## TEXT
A Brief History of
The First 100 Years of the Automobile Industry
in the United States
Chapter 13 - Dinosaur slayer falters; car guys vs. money men
by Richard A. Wright
Shortly after he took over as president of American Motors, George Romney told a stockholders meeting: "I am praying daily that this company will be a success."
Apparently stunned by his obvious sincerity, the audience was silent. Then it applauded, long and enthusiastically. Romney had that effect on people.
At a meeting of workers in Milwaukee, he blistered some of them whom he felt were letting the company down with their sloppy work and drinking on the job. "It must stop!" the angry Romney said. A few days later, he personally ordered the firing of a supervisor and four workers for drinking on the job. Milwaukee hailed his toughness.
Romney, who had worked for the Automobile Manufacturers Association and then joined Nash-Kelvinator in 1948, had a way of disarming people with his candor and honesty. It always seemed spontaneous and real. And it may have cost him a shot at the White House.
Nash-Kelvinator and Hudson Motor Car Co. merged in 1954, with George W. Mason as chairman and president. Before the year was out, Mason died and Romney, who had been executive vice president, became president.
With his vigorous, evangelistic style, Romney took on the auto establishment. He crusaded against Detroit's "gas-guzzling dinosaurs," urging Americans instead to go for AMC's "compact" Rambler. Rambler sales grew, as did sales of imports. Americans, it seemed, were indeed turning against the dinosaurs.
But Romney did not limit his activities to selling cars or his crusades to dinosaurs. He also crusaded for better government and formed Citizens for Michigan, which produced a plan for revising Michigan's tax structure, and he played a leading role in writing a new state constitution.
One of the key authors of the new constitution was George Romney and he built a political following which in 1962 propelled him into the Michigan governor's mansion.
The enthusiastic governor with the auto industry "can-do" approach quickly caught the attention of the national press and political king makers. After he was elected to his third term as Michigan governor in 1966, the pressure to seek higher office intensified. Interest mounted in Romney as Republican candidate for the '68 campaign. The Republicans fully expected to wrest the White House from the Democrats in that year of protest, rioting and unpopular war and Romney came under the increasing scrutiny of the national media.
Much was made over the fact that he was born in Mexico. His Mormon grandparents had fled to Mexico in 1885 when Congress outlawed polygamy and the U.S. Constitution says the president must be a "native-born" American. Another issue was his own Mormon religion and that church's policies toward blacks.
But the thing that seemed most damaging to Romney's White House ambitions was a statement he made on a broadcast talk show in answer to a question about why he had changed position on Vietnam and now opposed the war. Romney explained that he had been "brainwashed" during a tour of Vietnam and had since come to regard the war as a mistake.
In saying he had been brainwashed, Romney was probably reflecting the view of many Americans who felt they had been misled on the war. In time, many politicians in effect made the same admission. But they did not use that word. It was, perhaps, too candid and the word "brainwash" plagued him for years. It knocked him out of the presidential race.

## GIVEN PROBLEM A
Transcribe the part of the chapter on George Romney starting at "But the thing" and ending at "as a mistake.".
## GIVEN PROBLEM B
List every year that the chapter on George Romney mentions, in the order it gives them.

## DATASET RECORDS
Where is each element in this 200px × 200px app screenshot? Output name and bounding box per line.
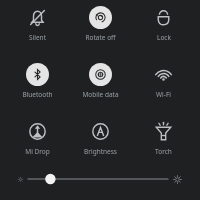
staticText: Brightness	[84, 147, 117, 156]
button[interactable]: Mobile data	[69, 63, 132, 99]
button[interactable]: Brightness slider	[16, 169, 184, 189]
staticText: Mi Drop	[25, 147, 50, 156]
button[interactable]: Rotate off	[69, 6, 132, 42]
staticText: Torch	[155, 147, 172, 156]
button[interactable]: Silent	[5, 6, 69, 42]
button[interactable]: Bluetooth	[5, 63, 69, 99]
staticText: Silent	[29, 33, 46, 42]
button[interactable]: Wi-Fi	[132, 63, 195, 99]
button[interactable]: Brightness	[69, 120, 132, 156]
staticText: Wi-Fi	[156, 90, 171, 99]
button[interactable]: Torch	[132, 120, 195, 156]
staticText: Mobile data	[82, 90, 119, 99]
button[interactable]: Mi Drop	[5, 120, 69, 156]
button[interactable]: Lock	[132, 6, 195, 42]
staticText: Lock	[157, 33, 171, 42]
staticText: Rotate off	[85, 33, 116, 42]
staticText: Bluetooth	[22, 90, 53, 99]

## FULL SOLUTION A
But the thing that seemed most damaging to Romney's White House ambitions was a statement he made on a broadcast talk show in answer to a question about why he had changed position on Vietnam and now opposed the war. Romney explained that he had been "brainwashed" during a tour of Vietnam and had since come to regard the war as a mistake.

## FULL SOLUTION B
1948
1954
1962
1966
'68
1885